┏━━

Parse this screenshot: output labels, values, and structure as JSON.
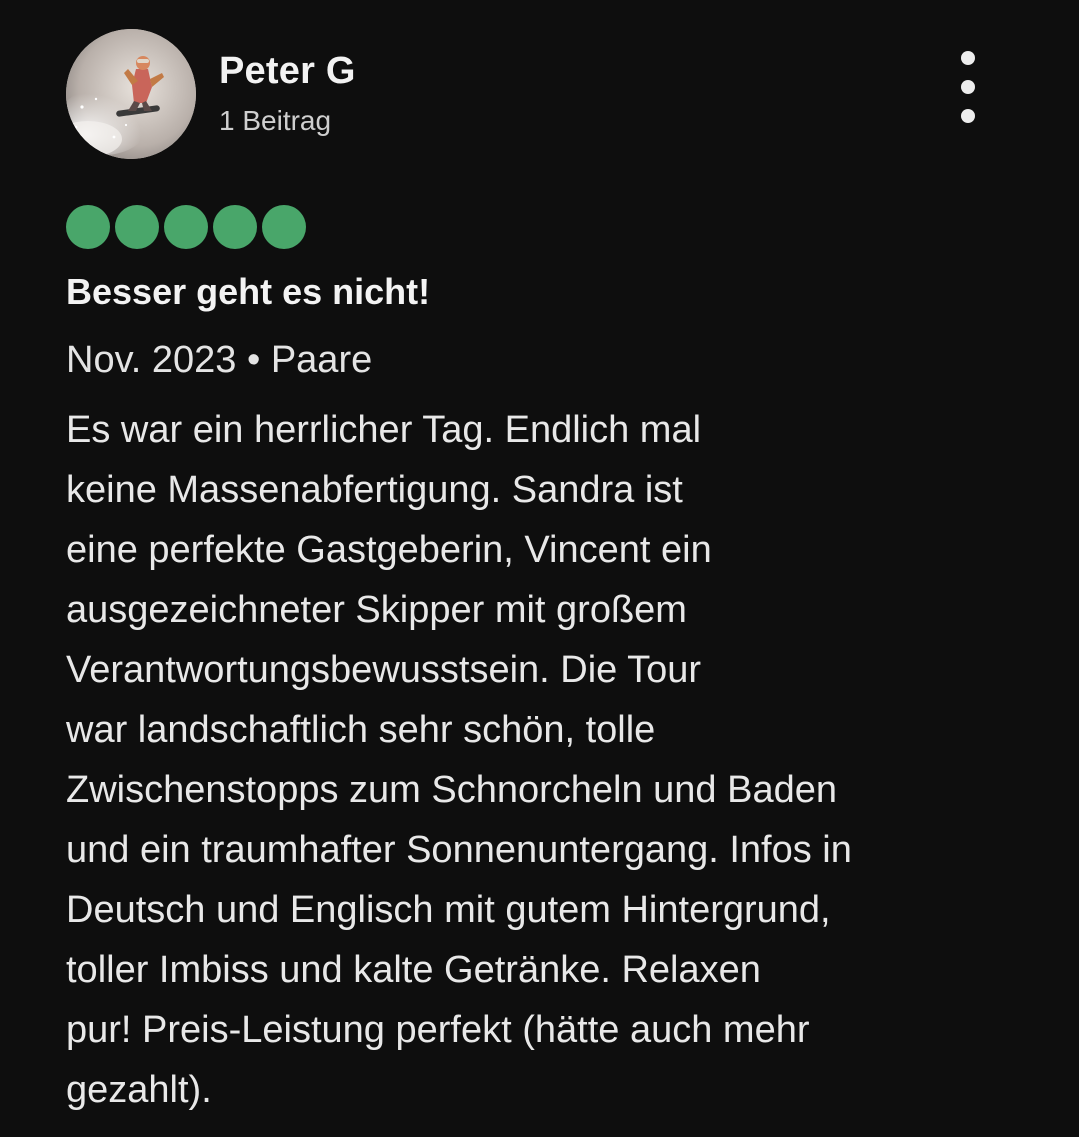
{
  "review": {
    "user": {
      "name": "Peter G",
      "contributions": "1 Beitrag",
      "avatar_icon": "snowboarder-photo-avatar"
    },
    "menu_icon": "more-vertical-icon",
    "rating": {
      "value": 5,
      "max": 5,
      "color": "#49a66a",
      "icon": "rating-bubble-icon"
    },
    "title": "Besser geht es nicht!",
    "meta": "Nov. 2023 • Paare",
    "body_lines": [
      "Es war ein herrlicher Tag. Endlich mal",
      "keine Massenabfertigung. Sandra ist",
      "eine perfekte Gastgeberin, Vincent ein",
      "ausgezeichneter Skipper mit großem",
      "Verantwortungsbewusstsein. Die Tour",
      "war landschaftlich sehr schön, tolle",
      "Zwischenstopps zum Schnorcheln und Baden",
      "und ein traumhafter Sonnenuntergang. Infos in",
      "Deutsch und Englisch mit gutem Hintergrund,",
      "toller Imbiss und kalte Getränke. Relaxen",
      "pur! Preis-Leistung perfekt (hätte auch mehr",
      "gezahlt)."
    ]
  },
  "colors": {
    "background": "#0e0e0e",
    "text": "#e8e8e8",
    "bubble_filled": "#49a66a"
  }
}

┗━━
┏━━

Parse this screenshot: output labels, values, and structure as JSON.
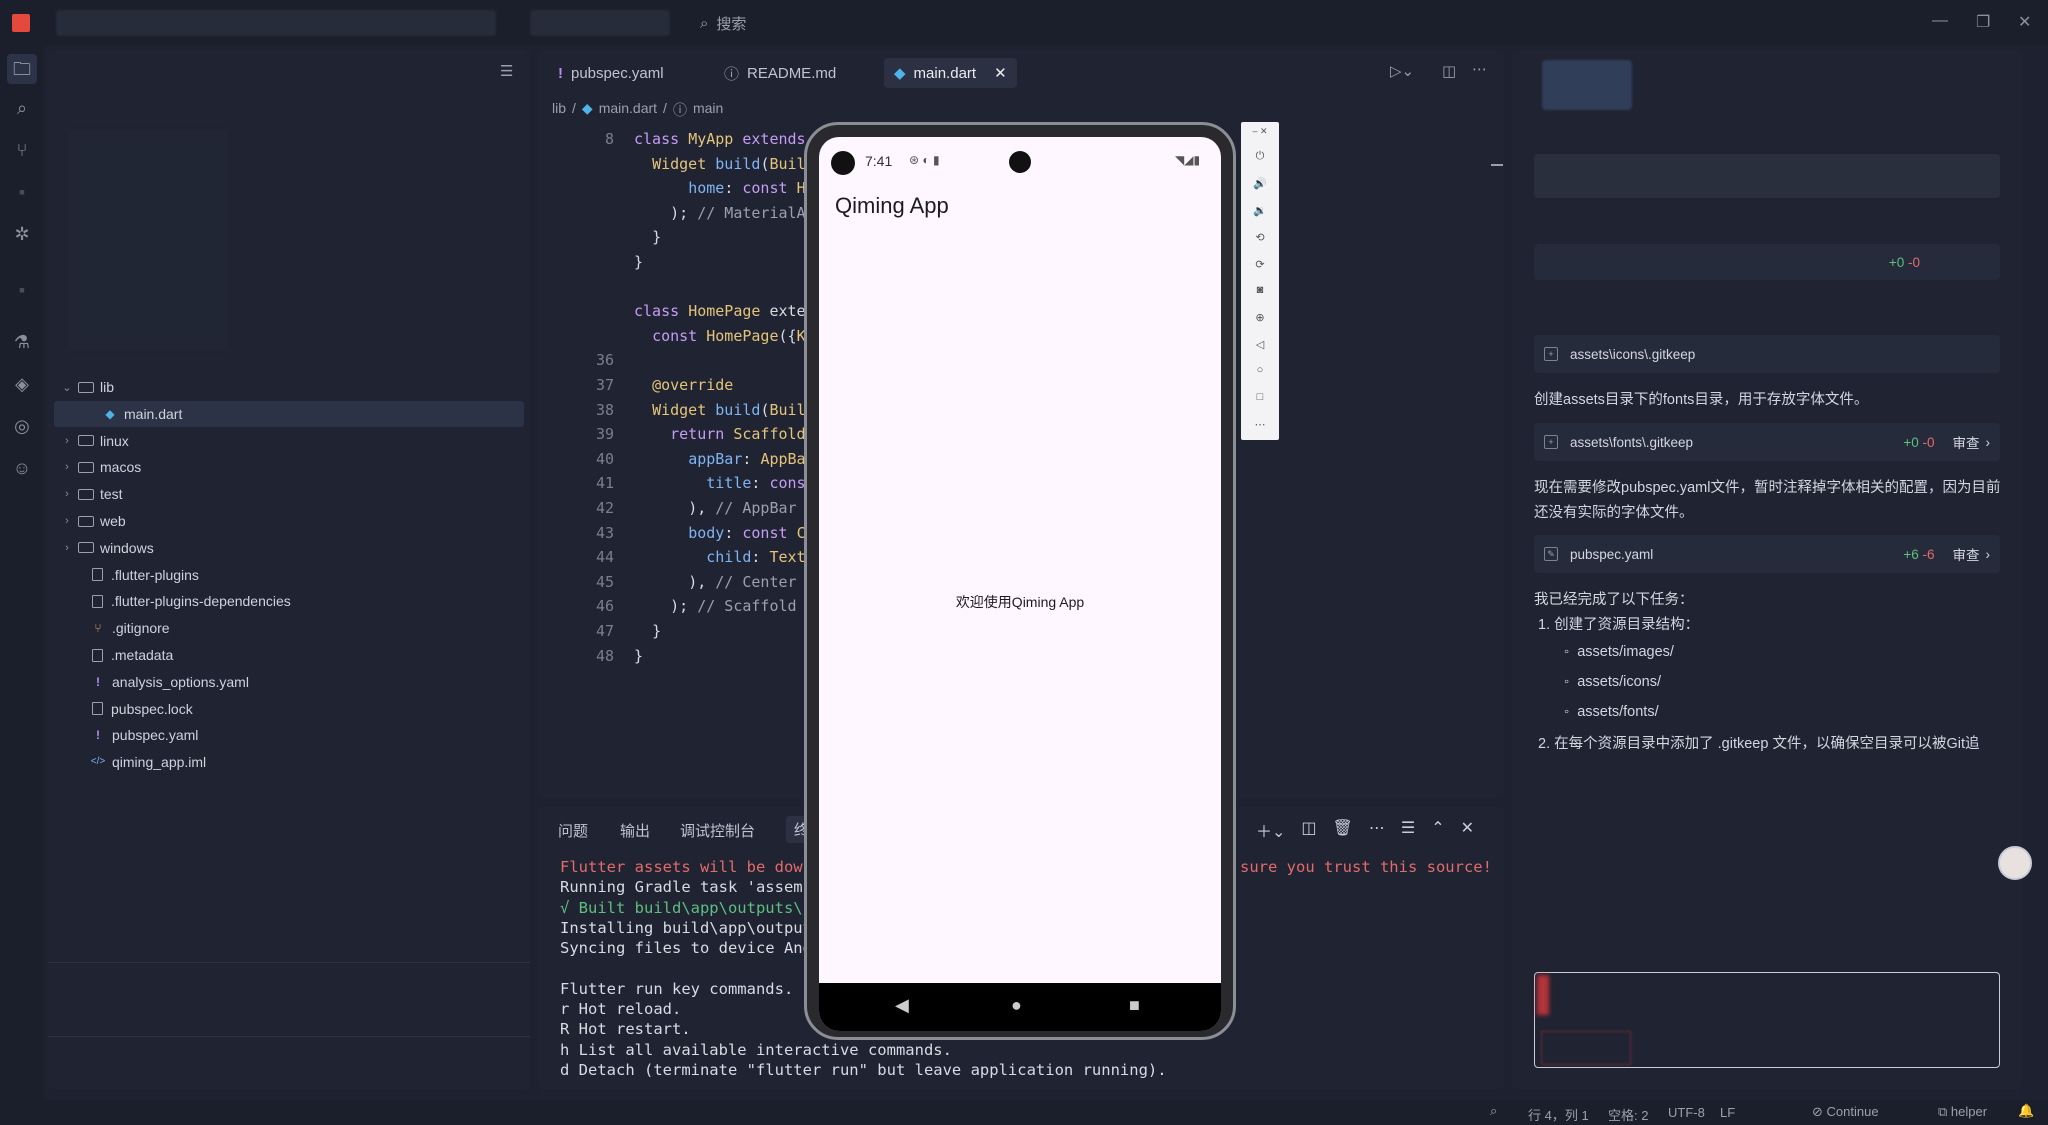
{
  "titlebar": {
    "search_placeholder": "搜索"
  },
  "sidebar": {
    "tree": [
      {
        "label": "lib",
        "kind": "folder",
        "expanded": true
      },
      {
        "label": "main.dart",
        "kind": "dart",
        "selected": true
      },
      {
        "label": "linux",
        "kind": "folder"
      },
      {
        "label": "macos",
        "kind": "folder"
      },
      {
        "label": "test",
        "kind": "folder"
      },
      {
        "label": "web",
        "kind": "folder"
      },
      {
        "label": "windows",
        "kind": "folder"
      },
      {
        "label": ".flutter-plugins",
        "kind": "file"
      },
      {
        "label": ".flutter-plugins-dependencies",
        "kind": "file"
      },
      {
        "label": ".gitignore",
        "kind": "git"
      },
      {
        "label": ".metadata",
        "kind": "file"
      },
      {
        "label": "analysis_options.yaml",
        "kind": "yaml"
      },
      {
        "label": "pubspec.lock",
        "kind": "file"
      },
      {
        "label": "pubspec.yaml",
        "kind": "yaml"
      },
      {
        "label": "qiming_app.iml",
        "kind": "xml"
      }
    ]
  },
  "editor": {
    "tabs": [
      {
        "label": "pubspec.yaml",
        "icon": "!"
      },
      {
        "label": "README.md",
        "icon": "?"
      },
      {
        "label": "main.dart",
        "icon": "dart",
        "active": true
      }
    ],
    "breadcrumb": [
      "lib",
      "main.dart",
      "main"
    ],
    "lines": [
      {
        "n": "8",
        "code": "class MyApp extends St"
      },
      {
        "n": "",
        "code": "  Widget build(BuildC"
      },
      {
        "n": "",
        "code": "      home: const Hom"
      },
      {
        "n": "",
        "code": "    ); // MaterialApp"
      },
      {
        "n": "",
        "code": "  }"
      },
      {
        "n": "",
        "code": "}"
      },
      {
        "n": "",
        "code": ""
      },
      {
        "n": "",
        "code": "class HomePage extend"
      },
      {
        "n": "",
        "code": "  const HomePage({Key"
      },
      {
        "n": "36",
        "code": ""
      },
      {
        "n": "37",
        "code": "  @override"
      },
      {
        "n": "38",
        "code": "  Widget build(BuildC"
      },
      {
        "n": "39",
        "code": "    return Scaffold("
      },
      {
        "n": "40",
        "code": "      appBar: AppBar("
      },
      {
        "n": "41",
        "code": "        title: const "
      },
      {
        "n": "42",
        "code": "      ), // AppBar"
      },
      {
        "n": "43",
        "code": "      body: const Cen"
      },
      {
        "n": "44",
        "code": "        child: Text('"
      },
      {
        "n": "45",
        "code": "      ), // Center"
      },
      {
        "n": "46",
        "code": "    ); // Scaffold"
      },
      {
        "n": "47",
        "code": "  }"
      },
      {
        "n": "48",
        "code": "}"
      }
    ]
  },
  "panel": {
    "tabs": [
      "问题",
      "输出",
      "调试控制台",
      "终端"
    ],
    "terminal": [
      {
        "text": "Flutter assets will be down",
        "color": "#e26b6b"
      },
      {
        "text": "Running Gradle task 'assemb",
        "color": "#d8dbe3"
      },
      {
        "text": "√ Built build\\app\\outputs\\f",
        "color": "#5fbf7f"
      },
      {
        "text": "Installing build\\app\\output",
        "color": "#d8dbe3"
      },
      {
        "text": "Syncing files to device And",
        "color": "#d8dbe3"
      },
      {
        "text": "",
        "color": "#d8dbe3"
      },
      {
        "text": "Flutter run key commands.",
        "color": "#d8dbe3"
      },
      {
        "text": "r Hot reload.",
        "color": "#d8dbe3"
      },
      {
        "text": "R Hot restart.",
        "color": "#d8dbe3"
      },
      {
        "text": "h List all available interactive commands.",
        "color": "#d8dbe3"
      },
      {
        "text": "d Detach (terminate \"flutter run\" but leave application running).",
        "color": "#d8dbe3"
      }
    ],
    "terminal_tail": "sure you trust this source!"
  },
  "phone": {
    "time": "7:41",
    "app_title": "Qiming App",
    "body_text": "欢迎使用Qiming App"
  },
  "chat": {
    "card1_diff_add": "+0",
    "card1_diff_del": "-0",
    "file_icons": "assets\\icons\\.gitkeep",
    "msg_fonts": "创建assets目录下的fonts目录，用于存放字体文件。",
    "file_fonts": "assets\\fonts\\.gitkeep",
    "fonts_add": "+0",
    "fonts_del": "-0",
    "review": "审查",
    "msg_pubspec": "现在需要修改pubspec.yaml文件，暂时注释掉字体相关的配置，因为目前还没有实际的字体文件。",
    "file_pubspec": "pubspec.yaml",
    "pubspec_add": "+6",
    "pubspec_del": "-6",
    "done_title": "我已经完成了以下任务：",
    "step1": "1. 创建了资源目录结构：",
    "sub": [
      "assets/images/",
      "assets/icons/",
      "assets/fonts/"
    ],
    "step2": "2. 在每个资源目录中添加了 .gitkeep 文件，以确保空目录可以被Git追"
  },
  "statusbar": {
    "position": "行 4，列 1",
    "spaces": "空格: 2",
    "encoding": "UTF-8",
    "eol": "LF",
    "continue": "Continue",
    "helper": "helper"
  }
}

┗━━

**What needs to be done:** Copy out all lines that carry the word "main".

**Result of the task:**
        "label": "main.dart",
        "label": "main.dart",
      "main.dart",
      "main"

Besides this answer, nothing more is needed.